Copy every line of the following data that includes the string "text".

— start of RECORDS FOR THIS EXERCISE —

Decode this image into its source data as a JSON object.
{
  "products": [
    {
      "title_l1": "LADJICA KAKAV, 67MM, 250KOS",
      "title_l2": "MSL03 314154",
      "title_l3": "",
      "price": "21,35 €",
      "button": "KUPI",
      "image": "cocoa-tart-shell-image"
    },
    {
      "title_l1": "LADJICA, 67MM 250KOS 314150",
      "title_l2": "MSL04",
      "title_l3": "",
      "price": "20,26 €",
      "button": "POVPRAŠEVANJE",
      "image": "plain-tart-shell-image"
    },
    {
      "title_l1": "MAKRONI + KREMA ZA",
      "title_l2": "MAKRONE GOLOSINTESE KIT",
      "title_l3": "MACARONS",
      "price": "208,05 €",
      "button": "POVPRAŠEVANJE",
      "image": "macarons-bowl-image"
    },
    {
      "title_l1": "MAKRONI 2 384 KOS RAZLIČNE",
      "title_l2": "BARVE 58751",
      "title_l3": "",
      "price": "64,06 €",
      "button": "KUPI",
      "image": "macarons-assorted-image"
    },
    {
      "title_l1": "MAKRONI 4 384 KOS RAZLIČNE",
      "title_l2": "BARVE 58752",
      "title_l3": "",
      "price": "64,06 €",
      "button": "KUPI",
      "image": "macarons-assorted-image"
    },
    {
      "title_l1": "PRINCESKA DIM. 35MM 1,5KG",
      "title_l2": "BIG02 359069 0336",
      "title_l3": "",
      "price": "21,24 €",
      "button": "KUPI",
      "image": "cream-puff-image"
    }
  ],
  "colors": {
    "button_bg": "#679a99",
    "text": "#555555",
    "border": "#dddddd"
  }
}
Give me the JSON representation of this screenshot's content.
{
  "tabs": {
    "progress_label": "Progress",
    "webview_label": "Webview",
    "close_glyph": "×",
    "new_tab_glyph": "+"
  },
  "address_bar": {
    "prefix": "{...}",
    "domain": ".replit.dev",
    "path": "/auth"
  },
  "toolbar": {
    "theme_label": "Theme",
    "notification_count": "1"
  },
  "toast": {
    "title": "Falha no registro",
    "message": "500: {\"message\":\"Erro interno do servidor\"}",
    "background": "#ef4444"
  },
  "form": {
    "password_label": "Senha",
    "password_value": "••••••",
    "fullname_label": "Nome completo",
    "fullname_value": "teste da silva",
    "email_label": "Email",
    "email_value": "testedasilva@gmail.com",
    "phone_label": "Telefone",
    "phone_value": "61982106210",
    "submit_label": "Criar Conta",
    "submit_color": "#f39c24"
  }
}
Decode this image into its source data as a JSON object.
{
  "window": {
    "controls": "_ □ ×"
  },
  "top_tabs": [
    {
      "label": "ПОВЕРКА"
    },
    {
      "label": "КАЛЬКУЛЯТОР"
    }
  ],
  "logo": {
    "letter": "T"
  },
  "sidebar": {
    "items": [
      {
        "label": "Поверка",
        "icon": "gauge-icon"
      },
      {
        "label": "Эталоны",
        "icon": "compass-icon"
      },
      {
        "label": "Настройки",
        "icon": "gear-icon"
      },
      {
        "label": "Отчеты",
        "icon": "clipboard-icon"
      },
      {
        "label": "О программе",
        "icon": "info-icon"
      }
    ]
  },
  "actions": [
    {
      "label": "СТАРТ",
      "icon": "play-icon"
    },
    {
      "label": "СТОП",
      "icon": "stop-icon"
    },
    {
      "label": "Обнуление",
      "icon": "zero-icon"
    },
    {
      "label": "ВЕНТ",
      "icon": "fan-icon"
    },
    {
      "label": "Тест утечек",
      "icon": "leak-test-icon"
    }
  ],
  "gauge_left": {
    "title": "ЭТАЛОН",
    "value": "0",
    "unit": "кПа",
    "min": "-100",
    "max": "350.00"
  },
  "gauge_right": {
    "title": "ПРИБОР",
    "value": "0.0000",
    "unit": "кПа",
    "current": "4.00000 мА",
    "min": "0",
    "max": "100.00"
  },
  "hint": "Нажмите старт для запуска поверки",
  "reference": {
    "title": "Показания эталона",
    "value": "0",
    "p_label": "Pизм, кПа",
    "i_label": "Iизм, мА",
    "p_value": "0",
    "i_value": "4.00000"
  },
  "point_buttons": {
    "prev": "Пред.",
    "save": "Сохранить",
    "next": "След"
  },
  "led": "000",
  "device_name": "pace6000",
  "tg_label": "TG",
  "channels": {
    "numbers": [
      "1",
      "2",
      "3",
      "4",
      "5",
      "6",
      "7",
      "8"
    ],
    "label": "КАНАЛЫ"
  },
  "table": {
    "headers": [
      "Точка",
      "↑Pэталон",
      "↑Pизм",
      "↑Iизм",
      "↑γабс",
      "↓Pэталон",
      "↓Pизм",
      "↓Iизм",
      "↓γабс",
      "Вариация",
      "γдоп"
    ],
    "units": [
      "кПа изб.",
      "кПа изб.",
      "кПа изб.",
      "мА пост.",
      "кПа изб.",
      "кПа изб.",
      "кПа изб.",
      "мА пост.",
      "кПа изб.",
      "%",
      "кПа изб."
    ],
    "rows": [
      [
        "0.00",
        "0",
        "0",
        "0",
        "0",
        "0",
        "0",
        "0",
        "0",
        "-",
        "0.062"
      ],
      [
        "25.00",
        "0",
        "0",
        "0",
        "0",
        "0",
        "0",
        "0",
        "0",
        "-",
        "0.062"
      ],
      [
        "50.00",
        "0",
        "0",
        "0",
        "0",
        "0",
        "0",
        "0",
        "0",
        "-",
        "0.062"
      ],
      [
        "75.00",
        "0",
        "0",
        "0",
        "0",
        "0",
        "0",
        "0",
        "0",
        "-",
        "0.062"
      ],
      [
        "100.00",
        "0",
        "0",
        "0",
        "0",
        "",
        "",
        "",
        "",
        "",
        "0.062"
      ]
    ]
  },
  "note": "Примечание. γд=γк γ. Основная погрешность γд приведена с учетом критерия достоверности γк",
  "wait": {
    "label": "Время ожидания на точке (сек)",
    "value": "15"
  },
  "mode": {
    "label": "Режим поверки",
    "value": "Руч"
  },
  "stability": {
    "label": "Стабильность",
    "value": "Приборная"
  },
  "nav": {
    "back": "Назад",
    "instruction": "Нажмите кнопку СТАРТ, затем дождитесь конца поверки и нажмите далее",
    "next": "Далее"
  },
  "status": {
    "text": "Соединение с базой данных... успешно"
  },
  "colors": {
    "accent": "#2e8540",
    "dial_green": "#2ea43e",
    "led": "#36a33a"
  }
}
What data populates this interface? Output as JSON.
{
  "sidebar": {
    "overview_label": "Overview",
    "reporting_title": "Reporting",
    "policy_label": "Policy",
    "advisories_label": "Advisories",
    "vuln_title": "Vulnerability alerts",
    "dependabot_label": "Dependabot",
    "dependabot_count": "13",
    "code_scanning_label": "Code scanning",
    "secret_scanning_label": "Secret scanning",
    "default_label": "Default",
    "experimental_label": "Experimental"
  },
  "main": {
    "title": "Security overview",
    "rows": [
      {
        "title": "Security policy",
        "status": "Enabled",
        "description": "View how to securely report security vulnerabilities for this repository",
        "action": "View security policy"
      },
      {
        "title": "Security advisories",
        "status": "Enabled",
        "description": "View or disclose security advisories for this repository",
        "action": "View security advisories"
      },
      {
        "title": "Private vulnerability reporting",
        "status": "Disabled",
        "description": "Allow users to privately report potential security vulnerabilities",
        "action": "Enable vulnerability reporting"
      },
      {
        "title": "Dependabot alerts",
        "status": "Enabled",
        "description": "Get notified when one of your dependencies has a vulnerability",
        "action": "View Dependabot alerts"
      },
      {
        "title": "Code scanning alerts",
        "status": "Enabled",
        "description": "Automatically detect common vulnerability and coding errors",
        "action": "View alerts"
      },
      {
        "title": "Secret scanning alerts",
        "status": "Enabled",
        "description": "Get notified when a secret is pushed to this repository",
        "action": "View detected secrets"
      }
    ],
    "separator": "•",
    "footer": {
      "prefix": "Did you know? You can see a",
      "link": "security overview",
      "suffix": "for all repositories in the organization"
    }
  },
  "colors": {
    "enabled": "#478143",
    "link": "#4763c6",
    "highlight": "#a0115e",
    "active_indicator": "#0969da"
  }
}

— end of RECORDS FOR THIS EXERCISE —

**FINISHED ANSWER**
    "text": "#555555",
    "text": "Соединение с базой данных... успешно"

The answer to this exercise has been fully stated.